__Dataset entries__.
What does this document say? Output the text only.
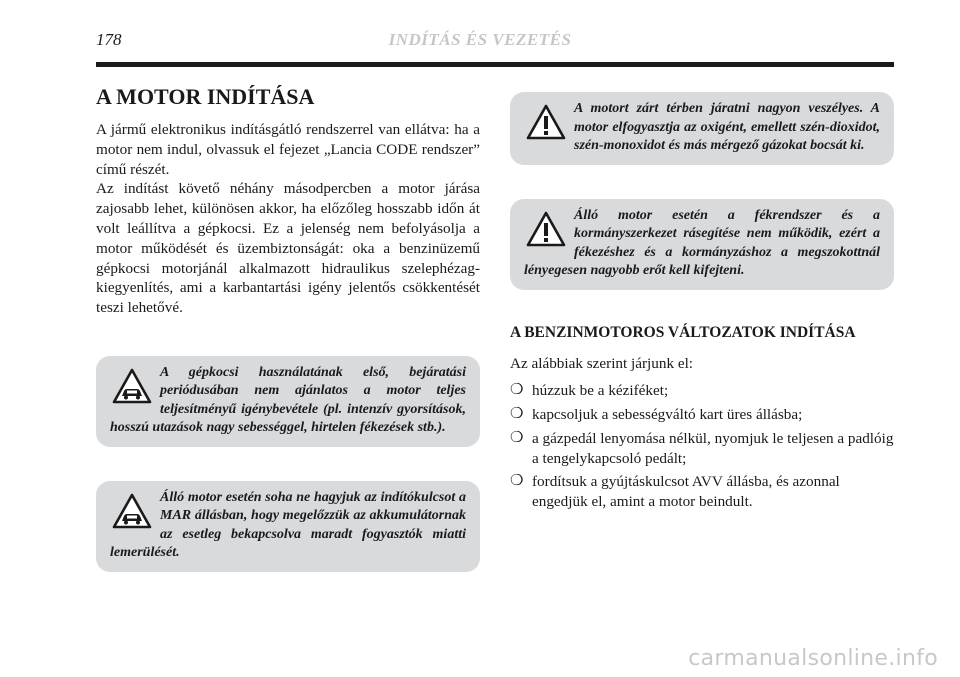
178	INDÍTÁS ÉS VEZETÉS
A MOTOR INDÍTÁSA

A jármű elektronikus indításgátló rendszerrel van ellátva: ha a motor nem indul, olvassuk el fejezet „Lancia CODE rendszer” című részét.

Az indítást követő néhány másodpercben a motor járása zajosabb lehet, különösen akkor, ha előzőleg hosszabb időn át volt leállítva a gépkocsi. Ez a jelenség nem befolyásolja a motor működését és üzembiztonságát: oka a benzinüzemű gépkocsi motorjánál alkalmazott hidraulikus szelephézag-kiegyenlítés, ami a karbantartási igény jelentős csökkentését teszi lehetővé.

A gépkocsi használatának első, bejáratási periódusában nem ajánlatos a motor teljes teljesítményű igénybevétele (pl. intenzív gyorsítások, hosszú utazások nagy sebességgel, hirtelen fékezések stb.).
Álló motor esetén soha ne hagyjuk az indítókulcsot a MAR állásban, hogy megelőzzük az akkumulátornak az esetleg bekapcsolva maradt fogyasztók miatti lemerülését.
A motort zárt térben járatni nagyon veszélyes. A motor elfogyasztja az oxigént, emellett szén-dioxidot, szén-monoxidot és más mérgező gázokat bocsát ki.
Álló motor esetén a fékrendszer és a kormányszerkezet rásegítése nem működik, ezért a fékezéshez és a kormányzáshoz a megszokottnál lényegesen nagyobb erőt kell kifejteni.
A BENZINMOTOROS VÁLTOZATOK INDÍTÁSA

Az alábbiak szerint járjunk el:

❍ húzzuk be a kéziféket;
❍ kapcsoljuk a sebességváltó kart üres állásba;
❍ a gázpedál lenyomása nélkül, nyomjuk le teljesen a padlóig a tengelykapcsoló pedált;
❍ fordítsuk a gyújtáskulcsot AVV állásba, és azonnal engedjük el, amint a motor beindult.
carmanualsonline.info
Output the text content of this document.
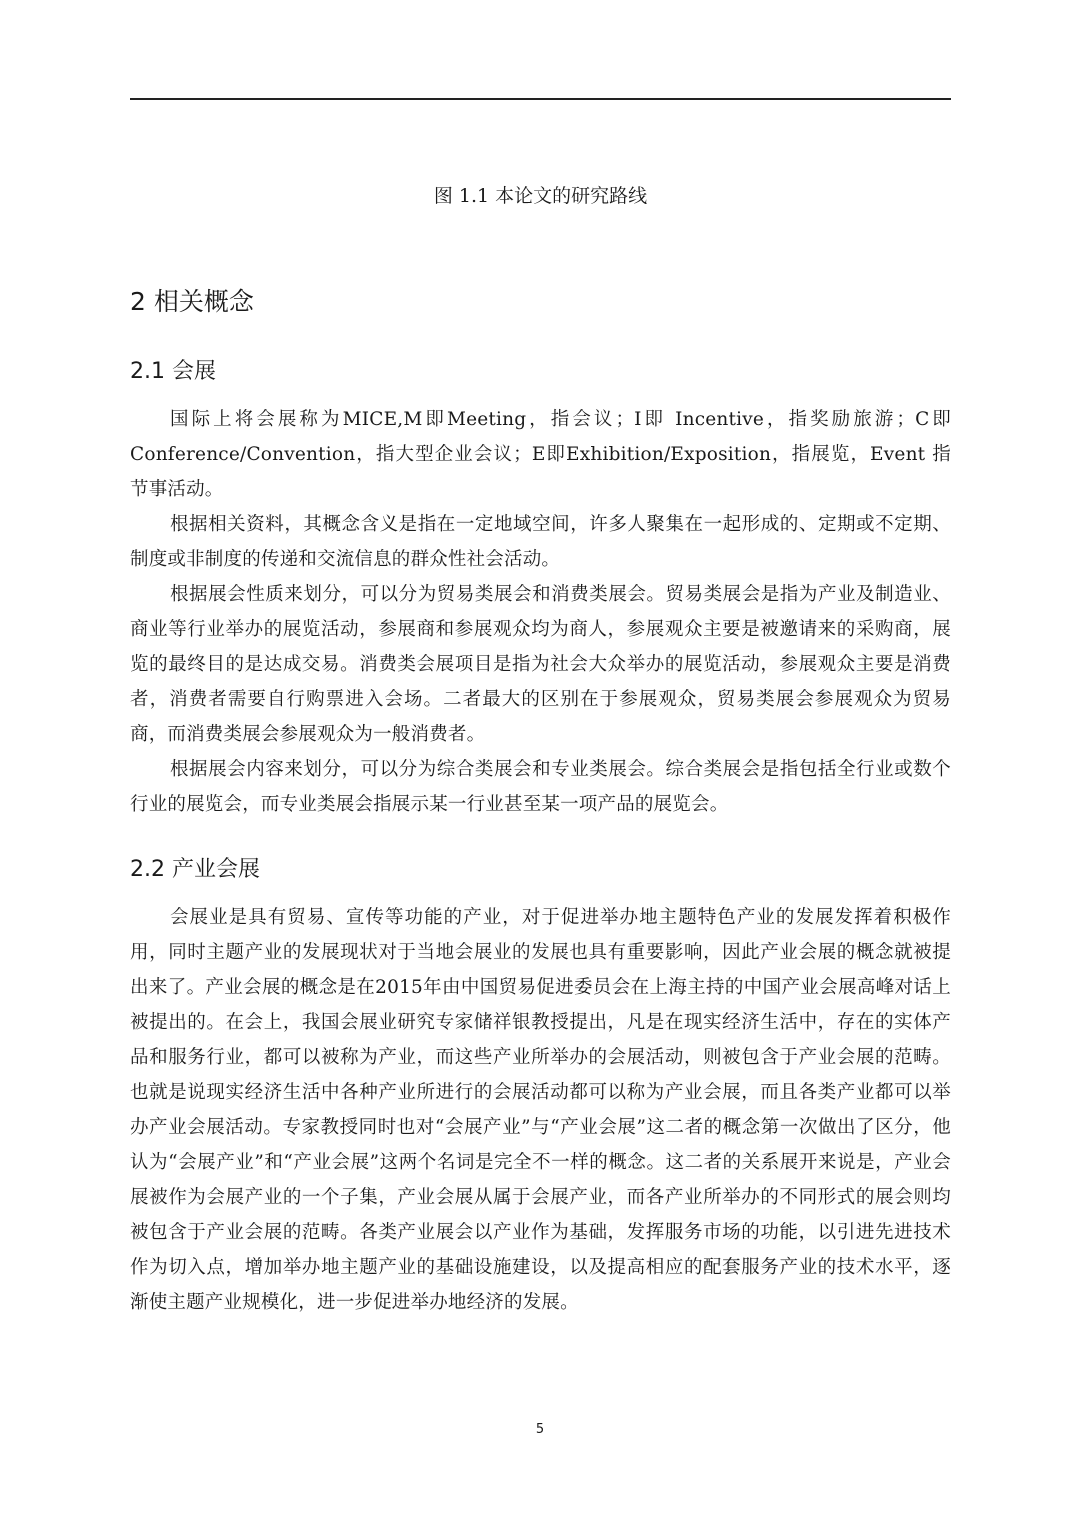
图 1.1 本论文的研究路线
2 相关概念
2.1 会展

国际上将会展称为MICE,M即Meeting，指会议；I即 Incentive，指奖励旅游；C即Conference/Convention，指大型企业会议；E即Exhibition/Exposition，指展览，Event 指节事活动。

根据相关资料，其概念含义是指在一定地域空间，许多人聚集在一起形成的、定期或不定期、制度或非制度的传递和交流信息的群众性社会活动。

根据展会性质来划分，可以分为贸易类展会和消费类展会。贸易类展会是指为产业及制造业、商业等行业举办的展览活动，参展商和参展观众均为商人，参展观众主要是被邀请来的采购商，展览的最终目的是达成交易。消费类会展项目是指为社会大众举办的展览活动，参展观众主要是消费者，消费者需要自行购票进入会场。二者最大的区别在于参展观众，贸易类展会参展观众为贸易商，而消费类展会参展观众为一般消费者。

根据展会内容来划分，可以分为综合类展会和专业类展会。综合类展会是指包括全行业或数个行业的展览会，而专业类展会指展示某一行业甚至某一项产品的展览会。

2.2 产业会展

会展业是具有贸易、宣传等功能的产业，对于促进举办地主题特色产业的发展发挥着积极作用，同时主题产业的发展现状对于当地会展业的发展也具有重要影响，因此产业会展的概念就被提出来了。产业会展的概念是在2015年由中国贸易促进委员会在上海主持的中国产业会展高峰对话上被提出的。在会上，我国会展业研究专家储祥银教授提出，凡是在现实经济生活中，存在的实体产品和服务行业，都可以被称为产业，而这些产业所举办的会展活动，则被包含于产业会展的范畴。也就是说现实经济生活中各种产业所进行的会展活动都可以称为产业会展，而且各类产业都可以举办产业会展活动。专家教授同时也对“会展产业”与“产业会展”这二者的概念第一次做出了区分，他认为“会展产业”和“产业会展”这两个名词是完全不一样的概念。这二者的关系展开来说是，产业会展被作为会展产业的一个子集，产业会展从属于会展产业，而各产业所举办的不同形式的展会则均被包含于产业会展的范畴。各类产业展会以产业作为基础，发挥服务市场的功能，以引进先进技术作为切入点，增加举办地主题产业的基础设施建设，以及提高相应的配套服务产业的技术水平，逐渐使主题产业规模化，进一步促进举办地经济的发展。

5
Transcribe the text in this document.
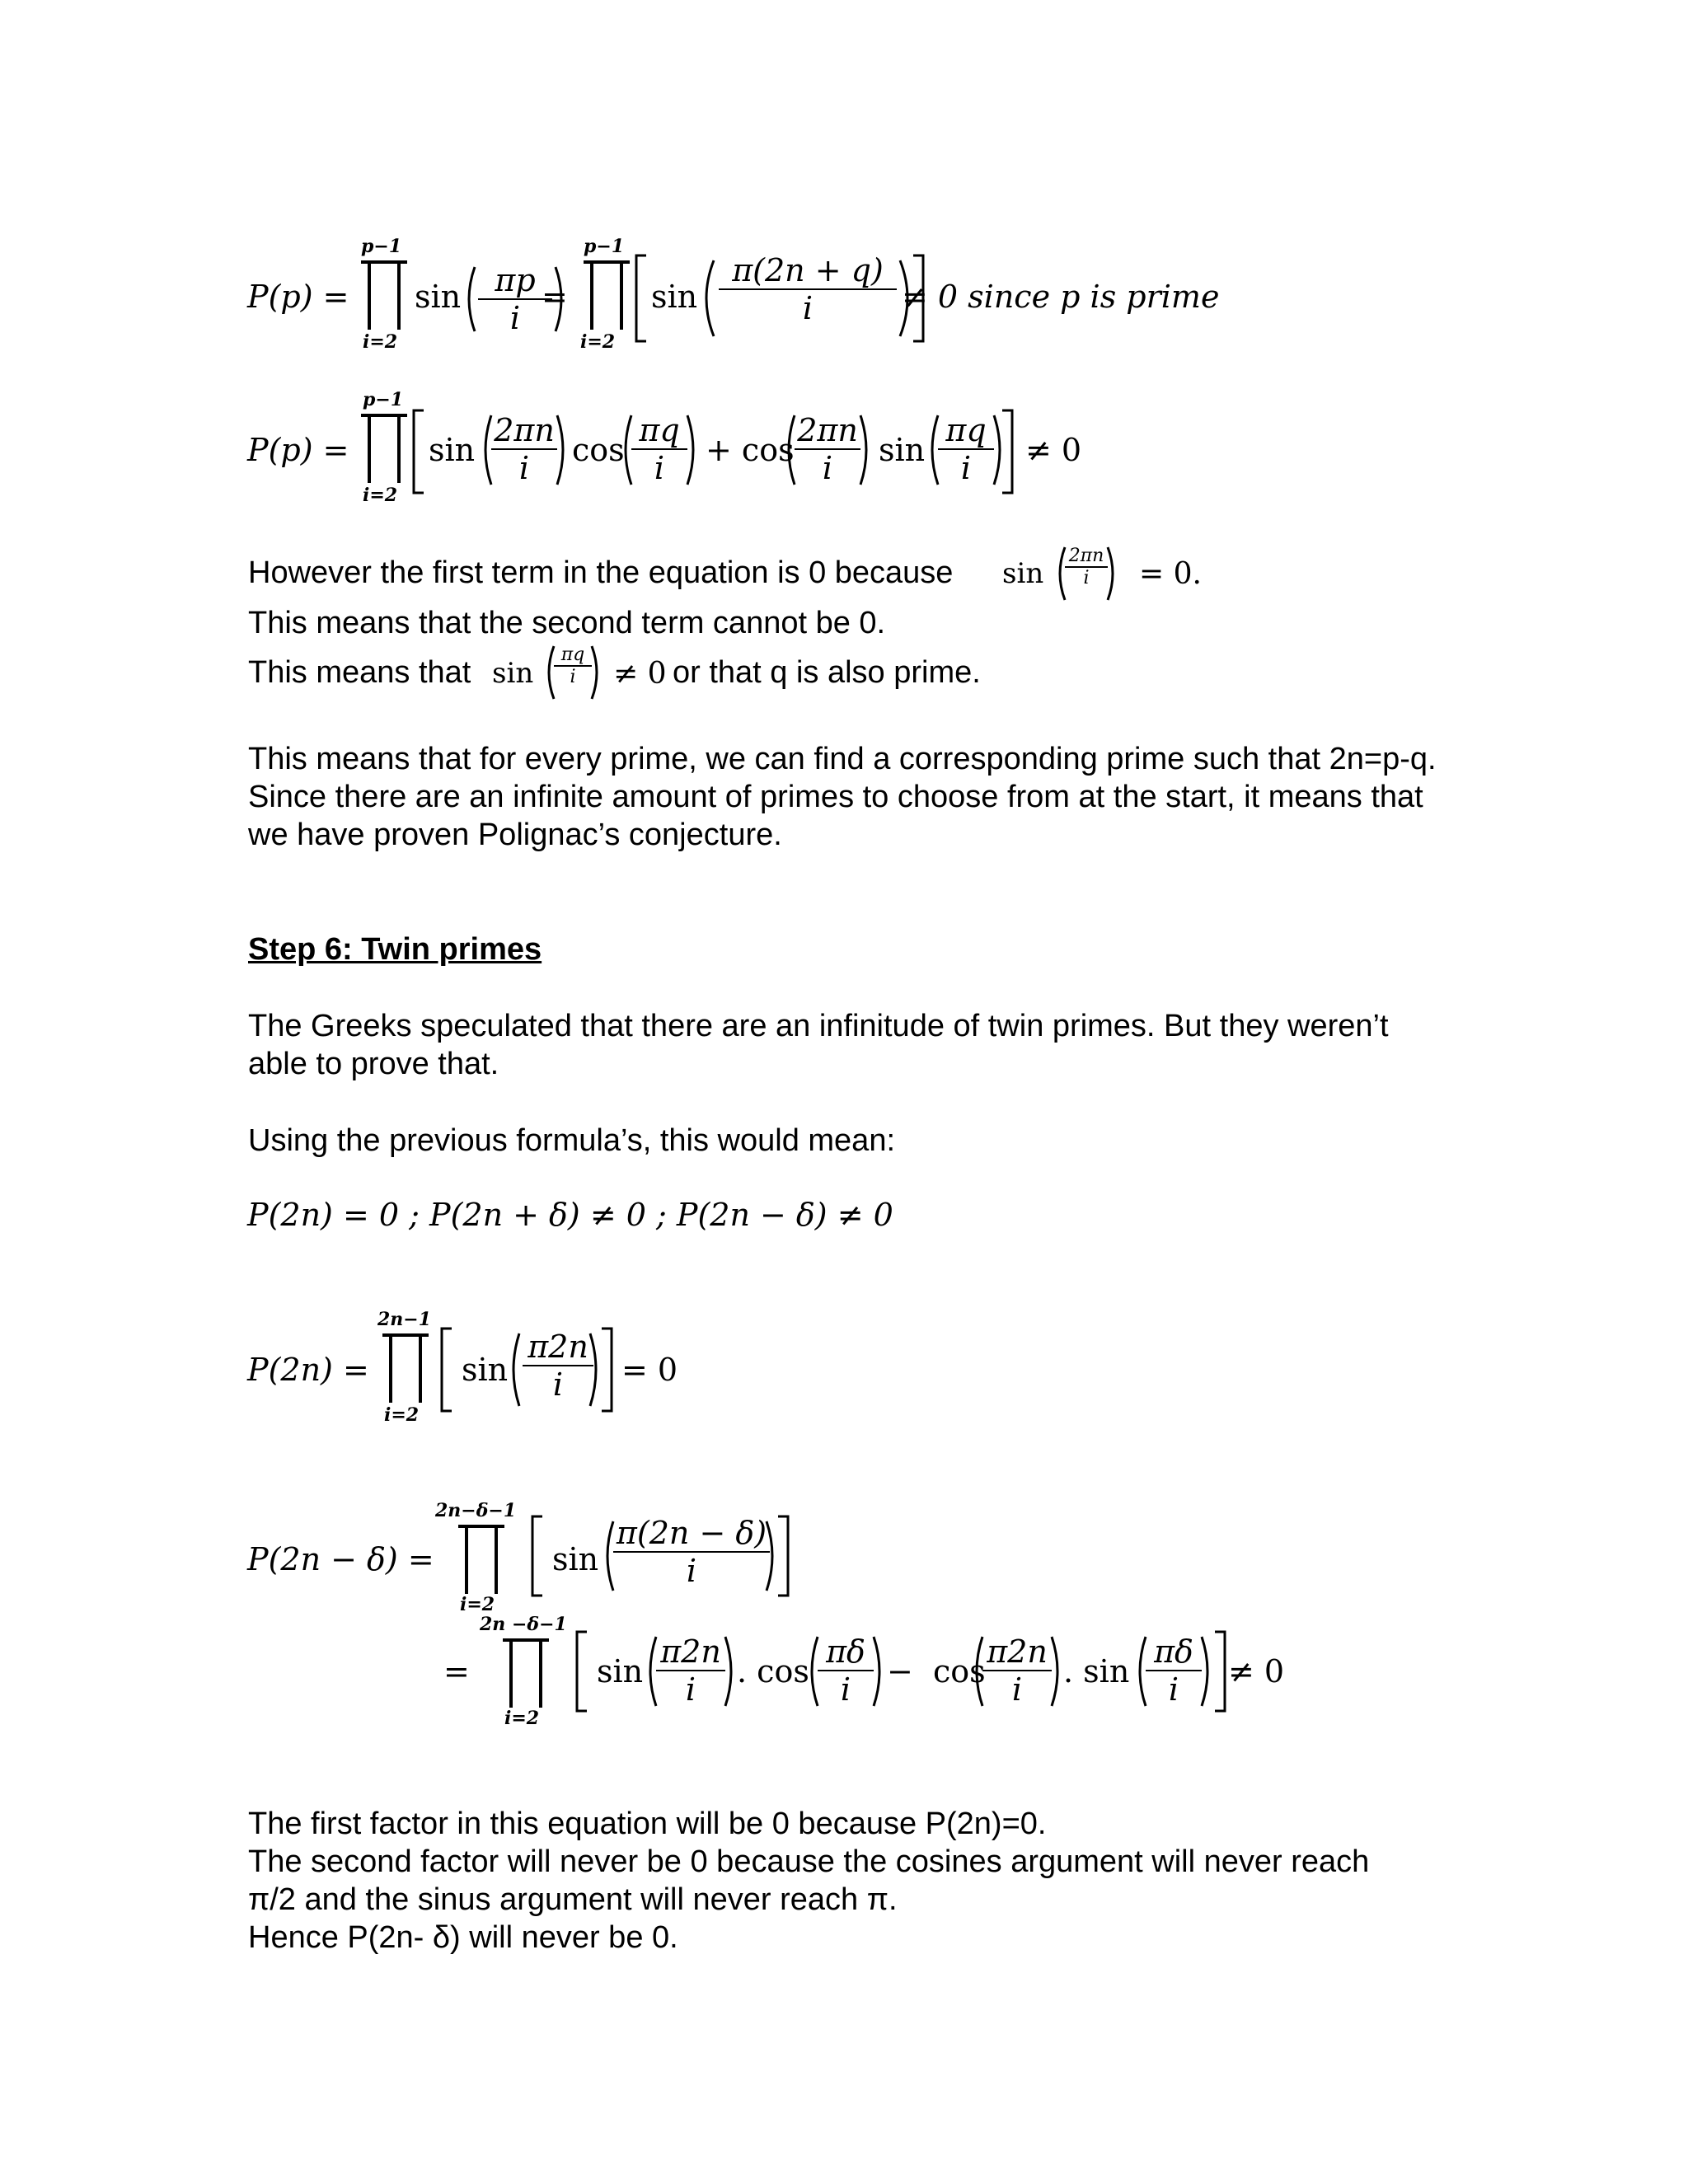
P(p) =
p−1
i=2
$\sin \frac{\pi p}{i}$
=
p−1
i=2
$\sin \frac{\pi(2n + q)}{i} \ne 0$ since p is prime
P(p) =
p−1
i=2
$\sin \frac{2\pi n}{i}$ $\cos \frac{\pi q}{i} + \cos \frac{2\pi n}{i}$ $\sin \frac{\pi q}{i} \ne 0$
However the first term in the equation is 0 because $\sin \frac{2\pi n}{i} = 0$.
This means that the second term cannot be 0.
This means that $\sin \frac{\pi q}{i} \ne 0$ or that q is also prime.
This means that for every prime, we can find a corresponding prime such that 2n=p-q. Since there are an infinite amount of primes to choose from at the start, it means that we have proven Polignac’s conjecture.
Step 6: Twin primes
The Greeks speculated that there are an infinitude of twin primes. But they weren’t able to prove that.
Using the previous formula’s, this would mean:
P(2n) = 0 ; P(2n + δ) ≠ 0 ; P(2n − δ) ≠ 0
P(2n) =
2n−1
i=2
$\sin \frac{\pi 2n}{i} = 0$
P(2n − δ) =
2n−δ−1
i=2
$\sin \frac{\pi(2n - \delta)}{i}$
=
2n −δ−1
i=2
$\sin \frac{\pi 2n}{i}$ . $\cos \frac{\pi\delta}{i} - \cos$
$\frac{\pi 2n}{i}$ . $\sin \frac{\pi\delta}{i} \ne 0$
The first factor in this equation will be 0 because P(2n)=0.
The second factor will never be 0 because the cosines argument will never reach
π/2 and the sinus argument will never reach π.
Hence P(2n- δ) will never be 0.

__WRITTEN TASK__. In the records above, locate every line with the string "产业会展" and copy it.

__TASK RESULT__.
2.2 产业会展
会展业是具有贸易、宣传等功能的产业，对于促进举办地主题特色产业的发展发挥着积极作用，同时主题产业的发展现状对于当地会展业的发展也具有重要影响，因此产业会展的概念就被提出来了。产业会展的概念是在2015年由中国贸易促进委员会在上海主持的中国产业会展高峰对话上被提出的。在会上，我国会展业研究专家储祥银教授提出，凡是在现实经济生活中，存在的实体产品和服务行业，都可以被称为产业，而这些产业所举办的会展活动，则被包含于产业会展的范畴。也就是说现实经济生活中各种产业所进行的会展活动都可以称为产业会展，而且各类产业都可以举办产业会展活动。专家教授同时也对“会展产业”与“产业会展”这二者的概念第一次做出了区分，他认为“会展产业”和“产业会展”这两个名词是完全不一样的概念。这二者的关系展开来说是，产业会展被作为会展产业的一个子集，产业会展从属于会展产业，而各产业所举办的不同形式的展会则均被包含于产业会展的范畴。各类产业展会以产业作为基础，发挥服务市场的功能，以引进先进技术作为切入点，增加举办地主题产业的基础设施建设，以及提高相应的配套服务产业的技术水平，逐渐使主题产业规模化，进一步促进举办地经济的发展。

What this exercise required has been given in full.